RECORDS FOR THIS EXERCISE:
==================================================

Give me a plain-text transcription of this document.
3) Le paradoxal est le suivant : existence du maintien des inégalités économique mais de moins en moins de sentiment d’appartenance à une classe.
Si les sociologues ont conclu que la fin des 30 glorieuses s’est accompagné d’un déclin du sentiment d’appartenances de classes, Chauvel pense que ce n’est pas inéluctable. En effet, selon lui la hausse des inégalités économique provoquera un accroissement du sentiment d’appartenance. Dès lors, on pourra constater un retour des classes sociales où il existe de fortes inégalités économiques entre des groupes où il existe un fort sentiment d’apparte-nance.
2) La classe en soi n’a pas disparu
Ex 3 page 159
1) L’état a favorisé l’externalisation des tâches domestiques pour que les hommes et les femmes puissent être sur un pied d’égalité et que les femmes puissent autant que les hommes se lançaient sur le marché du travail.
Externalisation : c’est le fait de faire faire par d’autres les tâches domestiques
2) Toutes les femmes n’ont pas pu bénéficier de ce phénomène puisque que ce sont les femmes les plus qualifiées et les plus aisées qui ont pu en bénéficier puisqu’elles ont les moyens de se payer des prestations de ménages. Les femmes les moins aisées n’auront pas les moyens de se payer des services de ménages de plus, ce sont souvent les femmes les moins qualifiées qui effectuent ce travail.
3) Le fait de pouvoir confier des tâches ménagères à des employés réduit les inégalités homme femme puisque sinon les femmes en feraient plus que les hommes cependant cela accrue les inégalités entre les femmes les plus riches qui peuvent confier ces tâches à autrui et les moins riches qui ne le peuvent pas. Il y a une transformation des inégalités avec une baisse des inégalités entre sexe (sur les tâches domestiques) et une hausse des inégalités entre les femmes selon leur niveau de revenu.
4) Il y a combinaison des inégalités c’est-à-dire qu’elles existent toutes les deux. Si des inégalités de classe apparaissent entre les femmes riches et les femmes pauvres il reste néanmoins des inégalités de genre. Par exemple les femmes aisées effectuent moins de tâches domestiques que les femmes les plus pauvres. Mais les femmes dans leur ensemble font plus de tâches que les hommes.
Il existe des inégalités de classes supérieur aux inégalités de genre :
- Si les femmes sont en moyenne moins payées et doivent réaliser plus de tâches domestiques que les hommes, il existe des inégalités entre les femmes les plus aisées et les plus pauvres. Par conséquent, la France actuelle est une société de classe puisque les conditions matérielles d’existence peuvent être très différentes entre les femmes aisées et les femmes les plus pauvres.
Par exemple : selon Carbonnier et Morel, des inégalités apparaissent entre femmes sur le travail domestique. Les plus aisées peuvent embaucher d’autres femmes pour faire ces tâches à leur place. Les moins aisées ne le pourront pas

==================================================

EXERCISE OBJECTIVE:
In the material above, how many lines hold the word "fait"? Say only the number.

THE REPLY:
2